##### Raw data #####

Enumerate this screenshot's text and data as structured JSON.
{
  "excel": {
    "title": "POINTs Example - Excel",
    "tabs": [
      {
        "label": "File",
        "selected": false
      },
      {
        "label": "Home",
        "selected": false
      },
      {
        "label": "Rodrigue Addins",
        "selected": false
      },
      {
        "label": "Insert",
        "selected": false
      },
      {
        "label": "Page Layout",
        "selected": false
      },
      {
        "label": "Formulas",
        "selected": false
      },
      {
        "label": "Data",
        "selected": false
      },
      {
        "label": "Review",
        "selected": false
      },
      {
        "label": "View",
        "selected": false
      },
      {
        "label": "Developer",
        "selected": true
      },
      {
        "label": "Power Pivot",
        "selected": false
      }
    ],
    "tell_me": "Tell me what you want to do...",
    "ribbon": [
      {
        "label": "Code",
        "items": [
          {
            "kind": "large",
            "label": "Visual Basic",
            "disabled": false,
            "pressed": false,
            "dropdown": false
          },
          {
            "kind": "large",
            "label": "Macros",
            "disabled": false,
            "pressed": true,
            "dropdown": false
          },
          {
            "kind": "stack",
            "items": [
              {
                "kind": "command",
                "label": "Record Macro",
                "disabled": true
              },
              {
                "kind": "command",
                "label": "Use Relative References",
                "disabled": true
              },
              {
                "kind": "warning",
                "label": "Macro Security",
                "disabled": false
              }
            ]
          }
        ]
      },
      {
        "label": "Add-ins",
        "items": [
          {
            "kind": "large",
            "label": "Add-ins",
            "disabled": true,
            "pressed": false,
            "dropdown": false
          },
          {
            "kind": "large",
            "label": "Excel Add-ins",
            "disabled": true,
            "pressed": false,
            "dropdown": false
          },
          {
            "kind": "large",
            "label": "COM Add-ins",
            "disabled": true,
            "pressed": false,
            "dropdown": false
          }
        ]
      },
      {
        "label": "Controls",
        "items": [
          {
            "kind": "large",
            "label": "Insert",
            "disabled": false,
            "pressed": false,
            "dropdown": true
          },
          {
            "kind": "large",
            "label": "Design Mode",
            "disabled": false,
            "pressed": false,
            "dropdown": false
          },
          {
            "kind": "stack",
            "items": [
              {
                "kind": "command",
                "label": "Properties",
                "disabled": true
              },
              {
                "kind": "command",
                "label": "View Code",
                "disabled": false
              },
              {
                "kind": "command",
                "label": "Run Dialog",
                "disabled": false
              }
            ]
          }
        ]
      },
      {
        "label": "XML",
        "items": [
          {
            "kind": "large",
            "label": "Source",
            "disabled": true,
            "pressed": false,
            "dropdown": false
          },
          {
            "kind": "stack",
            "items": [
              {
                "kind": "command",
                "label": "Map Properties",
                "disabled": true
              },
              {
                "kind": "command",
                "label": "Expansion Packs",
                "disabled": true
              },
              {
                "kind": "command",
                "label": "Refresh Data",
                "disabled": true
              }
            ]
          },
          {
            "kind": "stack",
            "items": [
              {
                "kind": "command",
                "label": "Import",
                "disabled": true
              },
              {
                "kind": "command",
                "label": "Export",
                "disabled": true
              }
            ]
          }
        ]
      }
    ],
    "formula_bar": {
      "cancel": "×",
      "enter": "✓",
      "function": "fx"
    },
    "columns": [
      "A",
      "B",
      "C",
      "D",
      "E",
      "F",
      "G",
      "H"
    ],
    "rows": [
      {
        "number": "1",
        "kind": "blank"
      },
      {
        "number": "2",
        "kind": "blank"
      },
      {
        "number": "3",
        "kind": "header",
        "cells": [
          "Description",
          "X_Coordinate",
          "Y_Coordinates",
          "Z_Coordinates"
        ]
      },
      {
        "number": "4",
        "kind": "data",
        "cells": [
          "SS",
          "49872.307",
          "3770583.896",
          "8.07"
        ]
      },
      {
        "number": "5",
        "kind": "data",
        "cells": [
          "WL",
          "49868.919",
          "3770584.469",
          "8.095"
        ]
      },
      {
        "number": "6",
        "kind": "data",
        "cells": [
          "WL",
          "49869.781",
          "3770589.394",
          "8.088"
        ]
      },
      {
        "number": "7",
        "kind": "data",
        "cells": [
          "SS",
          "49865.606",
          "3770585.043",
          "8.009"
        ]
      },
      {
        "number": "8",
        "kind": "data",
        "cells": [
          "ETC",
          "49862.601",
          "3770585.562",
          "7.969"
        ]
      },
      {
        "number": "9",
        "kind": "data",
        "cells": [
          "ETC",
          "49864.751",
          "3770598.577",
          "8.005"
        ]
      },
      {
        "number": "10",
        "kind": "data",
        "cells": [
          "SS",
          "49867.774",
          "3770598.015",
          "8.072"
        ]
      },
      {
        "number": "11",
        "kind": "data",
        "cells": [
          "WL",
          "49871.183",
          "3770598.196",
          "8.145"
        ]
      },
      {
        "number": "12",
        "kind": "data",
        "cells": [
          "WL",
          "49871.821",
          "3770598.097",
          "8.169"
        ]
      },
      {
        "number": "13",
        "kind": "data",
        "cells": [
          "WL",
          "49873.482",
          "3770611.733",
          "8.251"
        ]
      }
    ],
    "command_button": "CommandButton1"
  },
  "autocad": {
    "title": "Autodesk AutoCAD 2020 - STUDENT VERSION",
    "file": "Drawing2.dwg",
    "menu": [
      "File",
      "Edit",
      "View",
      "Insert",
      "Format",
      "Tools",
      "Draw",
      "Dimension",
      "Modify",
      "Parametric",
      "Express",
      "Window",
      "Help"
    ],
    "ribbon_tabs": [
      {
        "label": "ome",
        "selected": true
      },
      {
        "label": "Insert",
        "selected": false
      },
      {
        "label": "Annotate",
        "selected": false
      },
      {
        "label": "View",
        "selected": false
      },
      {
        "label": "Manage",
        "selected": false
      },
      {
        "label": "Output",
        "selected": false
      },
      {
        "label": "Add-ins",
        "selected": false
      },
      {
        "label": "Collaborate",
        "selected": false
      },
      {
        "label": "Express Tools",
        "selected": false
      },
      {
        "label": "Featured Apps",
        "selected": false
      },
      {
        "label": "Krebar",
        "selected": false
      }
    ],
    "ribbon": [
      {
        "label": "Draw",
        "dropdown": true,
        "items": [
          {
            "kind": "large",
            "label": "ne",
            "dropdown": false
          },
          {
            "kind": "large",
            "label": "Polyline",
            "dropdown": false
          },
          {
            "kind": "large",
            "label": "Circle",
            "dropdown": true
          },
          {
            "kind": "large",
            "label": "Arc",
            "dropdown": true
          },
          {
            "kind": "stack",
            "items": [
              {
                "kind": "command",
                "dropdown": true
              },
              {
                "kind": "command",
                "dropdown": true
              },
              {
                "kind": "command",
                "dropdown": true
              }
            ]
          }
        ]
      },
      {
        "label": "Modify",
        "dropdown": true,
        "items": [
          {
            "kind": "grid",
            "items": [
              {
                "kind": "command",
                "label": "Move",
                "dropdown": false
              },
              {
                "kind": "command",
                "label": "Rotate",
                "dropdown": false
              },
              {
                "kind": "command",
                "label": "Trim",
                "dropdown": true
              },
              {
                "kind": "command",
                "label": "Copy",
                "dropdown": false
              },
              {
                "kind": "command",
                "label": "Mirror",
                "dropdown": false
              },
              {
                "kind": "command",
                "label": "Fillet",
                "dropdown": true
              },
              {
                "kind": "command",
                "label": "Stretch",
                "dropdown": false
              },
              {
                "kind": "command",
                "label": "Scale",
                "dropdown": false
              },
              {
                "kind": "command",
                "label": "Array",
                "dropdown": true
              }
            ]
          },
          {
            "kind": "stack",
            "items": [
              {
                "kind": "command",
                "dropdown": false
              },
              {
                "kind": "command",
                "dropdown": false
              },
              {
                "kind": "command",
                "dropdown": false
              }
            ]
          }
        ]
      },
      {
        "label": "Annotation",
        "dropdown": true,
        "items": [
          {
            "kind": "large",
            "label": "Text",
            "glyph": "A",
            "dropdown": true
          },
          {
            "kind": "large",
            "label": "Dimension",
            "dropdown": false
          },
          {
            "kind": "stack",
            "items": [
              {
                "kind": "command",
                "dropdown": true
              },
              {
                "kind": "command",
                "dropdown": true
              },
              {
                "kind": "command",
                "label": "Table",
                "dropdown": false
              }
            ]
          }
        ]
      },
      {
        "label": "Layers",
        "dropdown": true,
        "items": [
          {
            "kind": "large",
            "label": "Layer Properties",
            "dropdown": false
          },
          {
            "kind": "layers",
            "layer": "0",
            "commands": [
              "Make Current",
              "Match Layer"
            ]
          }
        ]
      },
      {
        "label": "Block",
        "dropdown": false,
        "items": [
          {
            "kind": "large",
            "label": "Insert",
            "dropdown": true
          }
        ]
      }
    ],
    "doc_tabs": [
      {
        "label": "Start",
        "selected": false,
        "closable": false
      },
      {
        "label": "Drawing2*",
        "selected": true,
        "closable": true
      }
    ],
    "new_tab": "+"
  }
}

#####

**Objective**
Find every line holding the word "Properties"; give their count and nothing else.

**Task output**
3